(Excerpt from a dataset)
** BEGIN **

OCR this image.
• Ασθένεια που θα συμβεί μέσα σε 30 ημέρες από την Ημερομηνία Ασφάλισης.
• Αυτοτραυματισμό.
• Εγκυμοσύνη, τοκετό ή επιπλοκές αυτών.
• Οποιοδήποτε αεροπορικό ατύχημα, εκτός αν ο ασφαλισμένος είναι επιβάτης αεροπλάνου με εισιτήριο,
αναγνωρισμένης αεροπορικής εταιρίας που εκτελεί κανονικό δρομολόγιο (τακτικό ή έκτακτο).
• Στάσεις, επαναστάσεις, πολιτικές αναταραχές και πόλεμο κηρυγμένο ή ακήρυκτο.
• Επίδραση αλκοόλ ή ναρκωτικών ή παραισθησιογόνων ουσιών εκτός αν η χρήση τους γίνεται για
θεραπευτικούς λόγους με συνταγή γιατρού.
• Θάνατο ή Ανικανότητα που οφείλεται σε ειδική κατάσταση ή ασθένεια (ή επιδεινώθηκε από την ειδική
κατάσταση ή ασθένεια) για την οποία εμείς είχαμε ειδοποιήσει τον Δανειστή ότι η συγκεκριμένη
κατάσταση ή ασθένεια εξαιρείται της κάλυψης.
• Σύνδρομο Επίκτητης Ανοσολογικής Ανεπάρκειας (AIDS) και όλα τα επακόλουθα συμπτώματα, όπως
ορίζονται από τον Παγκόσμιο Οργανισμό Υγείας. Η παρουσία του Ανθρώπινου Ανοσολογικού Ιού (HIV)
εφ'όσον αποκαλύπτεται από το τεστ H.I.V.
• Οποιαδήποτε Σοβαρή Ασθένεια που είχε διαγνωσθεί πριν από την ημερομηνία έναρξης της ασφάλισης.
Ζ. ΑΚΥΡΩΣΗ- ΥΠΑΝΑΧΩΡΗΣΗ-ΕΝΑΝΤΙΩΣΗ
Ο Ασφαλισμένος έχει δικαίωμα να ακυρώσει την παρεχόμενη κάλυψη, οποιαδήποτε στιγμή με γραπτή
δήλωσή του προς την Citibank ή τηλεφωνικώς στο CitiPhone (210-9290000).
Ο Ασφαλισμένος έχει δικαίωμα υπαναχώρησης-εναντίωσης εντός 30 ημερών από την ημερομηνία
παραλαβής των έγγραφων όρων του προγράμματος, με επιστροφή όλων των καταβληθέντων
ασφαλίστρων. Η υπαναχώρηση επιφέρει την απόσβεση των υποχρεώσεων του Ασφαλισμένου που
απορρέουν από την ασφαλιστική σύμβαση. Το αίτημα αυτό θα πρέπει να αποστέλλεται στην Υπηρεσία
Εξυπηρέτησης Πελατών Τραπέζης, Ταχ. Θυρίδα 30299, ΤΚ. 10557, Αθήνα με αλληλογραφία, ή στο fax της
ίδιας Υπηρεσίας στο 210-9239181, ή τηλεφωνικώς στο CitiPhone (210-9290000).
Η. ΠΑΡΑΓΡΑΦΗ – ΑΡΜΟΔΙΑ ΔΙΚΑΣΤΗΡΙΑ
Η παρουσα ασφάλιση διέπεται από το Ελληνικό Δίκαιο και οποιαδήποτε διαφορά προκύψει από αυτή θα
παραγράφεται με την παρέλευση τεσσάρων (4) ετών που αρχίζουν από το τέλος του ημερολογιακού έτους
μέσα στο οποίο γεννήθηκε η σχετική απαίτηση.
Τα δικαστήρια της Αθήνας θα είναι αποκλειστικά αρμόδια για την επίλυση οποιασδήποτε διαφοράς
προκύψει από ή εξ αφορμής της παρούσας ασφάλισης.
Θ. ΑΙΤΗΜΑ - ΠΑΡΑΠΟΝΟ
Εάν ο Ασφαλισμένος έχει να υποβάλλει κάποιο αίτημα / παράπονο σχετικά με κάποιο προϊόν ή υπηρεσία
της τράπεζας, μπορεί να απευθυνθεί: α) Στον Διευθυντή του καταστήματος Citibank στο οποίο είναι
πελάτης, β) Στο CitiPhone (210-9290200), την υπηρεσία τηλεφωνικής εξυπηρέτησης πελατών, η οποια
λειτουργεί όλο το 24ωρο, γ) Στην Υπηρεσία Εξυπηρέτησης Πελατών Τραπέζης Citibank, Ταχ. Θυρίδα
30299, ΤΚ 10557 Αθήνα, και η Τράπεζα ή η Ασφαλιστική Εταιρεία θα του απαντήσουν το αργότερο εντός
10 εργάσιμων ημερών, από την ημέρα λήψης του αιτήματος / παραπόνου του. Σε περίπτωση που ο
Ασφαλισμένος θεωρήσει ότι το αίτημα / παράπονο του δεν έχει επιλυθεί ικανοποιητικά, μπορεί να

** END **

Copy out each record exactly as given, omitting none.

OCR this image.
• Ασθένεια που θα συμβεί μέσα σε 30 ημέρες από την Ημερομηνία Ασφάλισης.
• Αυτοτραυματισμό.
• Εγκυμοσύνη, τοκετό ή επιπλοκές αυτών.
• Οποιοδήποτε αεροπορικό ατύχημα, εκτός αν ο ασφαλισμένος είναι επιβάτης αεροπλάνου με εισιτήριο,
αναγνωρισμένης αεροπορικής εταιρίας που εκτελεί κανονικό δρομολόγιο (τακτικό ή έκτακτο).
• Στάσεις, επαναστάσεις, πολιτικές αναταραχές και πόλεμο κηρυγμένο ή ακήρυκτο.
• Επίδραση αλκοόλ ή ναρκωτικών ή παραισθησιογόνων ουσιών εκτός αν η χρήση τους γίνεται για
θεραπευτικούς λόγους με συνταγή γιατρού.
• Θάνατο ή Ανικανότητα που οφείλεται σε ειδική κατάσταση ή ασθένεια (ή επιδεινώθηκε από την ειδική
κατάσταση ή ασθένεια) για την οποία εμείς είχαμε ειδοποιήσει τον Δανειστή ότι η συγκεκριμένη
κατάσταση ή ασθένεια εξαιρείται της κάλυψης.
• Σύνδρομο Επίκτητης Ανοσολογικής Ανεπάρκειας (AIDS) και όλα τα επακόλουθα συμπτώματα, όπως
ορίζονται από τον Παγκόσμιο Οργανισμό Υγείας. Η παρουσία του Ανθρώπινου Ανοσολογικού Ιού (HIV)
εφ'όσον αποκαλύπτεται από το τεστ H.I.V.
• Οποιαδήποτε Σοβαρή Ασθένεια που είχε διαγνωσθεί πριν από την ημερομηνία έναρξης της ασφάλισης.
Ζ. ΑΚΥΡΩΣΗ- ΥΠΑΝΑΧΩΡΗΣΗ-ΕΝΑΝΤΙΩΣΗ
Ο Ασφαλισμένος έχει δικαίωμα να ακυρώσει την παρεχόμενη κάλυψη, οποιαδήποτε στιγμή με γραπτή
δήλωσή του προς την Citibank ή τηλεφωνικώς στο CitiPhone (210-9290000).
Ο Ασφαλισμένος έχει δικαίωμα υπαναχώρησης-εναντίωσης εντός 30 ημερών από την ημερομηνία
παραλαβής των έγγραφων όρων του προγράμματος, με επιστροφή όλων των καταβληθέντων
ασφαλίστρων. Η υπαναχώρηση επιφέρει την απόσβεση των υποχρεώσεων του Ασφαλισμένου που
απορρέουν από την ασφαλιστική σύμβαση. Το αίτημα αυτό θα πρέπει να αποστέλλεται στην Υπηρεσία
Εξυπηρέτησης Πελατών Τραπέζης, Ταχ. Θυρίδα 30299, ΤΚ. 10557, Αθήνα με αλληλογραφία, ή στο fax της
ίδιας Υπηρεσίας στο 210-9239181, ή τηλεφωνικώς στο CitiPhone (210-9290000).
Η. ΠΑΡΑΓΡΑΦΗ – ΑΡΜΟΔΙΑ ΔΙΚΑΣΤΗΡΙΑ
Η παρουσα ασφάλιση διέπεται από το Ελληνικό Δίκαιο και οποιαδήποτε διαφορά προκύψει από αυτή θα
παραγράφεται με την παρέλευση τεσσάρων (4) ετών που αρχίζουν από το τέλος του ημερολογιακού έτους
μέσα στο οποίο γεννήθηκε η σχετική απαίτηση.
Τα δικαστήρια της Αθήνας θα είναι αποκλειστικά αρμόδια για την επίλυση οποιασδήποτε διαφοράς
προκύψει από ή εξ αφορμής της παρούσας ασφάλισης.
Θ. ΑΙΤΗΜΑ - ΠΑΡΑΠΟΝΟ
Εάν ο Ασφαλισμένος έχει να υποβάλλει κάποιο αίτημα / παράπονο σχετικά με κάποιο προϊόν ή υπηρεσία
της τράπεζας, μπορεί να απευθυνθεί: α) Στον Διευθυντή του καταστήματος Citibank στο οποίο είναι
πελάτης, β) Στο CitiPhone (210-9290200), την υπηρεσία τηλεφωνικής εξυπηρέτησης πελατών, η οποια
λειτουργεί όλο το 24ωρο, γ) Στην Υπηρεσία Εξυπηρέτησης Πελατών Τραπέζης Citibank, Ταχ. Θυρίδα
30299, ΤΚ 10557 Αθήνα, και η Τράπεζα ή η Ασφαλιστική Εταιρεία θα του απαντήσουν το αργότερο εντός
10 εργάσιμων ημερών, από την ημέρα λήψης του αιτήματος / παραπόνου του. Σε περίπτωση που ο
Ασφαλισμένος θεωρήσει ότι το αίτημα / παράπονο του δεν έχει επιλυθεί ικανοποιητικά, μπορεί να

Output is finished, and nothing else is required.